## Begin

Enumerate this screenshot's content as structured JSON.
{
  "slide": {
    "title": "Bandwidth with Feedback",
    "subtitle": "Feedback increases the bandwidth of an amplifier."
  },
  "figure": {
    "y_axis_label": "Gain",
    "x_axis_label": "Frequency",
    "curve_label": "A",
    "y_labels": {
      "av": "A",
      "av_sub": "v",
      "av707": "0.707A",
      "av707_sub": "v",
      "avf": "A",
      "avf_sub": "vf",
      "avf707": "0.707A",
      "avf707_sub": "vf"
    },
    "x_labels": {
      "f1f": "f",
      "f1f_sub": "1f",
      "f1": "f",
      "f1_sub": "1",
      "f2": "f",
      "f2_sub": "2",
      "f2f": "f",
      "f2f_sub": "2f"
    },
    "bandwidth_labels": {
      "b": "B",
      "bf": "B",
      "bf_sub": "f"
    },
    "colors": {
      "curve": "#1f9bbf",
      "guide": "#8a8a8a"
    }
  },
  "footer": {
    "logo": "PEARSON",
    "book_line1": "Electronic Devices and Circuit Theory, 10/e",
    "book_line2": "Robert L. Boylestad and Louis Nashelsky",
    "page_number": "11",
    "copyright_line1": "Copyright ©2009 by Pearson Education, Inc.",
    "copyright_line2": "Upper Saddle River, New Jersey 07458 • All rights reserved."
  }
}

## End

■ What to do
Reproduce the records in full, exactly as written.

■ Answer to the exercise
Enumerate this screenshot's content as structured JSON.
{
  "slide": {
    "title": "Bandwidth with Feedback",
    "subtitle": "Feedback increases the bandwidth of an amplifier."
  },
  "figure": {
    "y_axis_label": "Gain",
    "x_axis_label": "Frequency",
    "curve_label": "A",
    "y_labels": {
      "av": "A",
      "av_sub": "v",
      "av707": "0.707A",
      "av707_sub": "v",
      "avf": "A",
      "avf_sub": "vf",
      "avf707": "0.707A",
      "avf707_sub": "vf"
    },
    "x_labels": {
      "f1f": "f",
      "f1f_sub": "1f",
      "f1": "f",
      "f1_sub": "1",
      "f2": "f",
      "f2_sub": "2",
      "f2f": "f",
      "f2f_sub": "2f"
    },
    "bandwidth_labels": {
      "b": "B",
      "bf": "B",
      "bf_sub": "f"
    },
    "colors": {
      "curve": "#1f9bbf",
      "guide": "#8a8a8a"
    }
  },
  "footer": {
    "logo": "PEARSON",
    "book_line1": "Electronic Devices and Circuit Theory, 10/e",
    "book_line2": "Robert L. Boylestad and Louis Nashelsky",
    "page_number": "11",
    "copyright_line1": "Copyright ©2009 by Pearson Education, Inc.",
    "copyright_line2": "Upper Saddle River, New Jersey 07458 • All rights reserved."
  }
}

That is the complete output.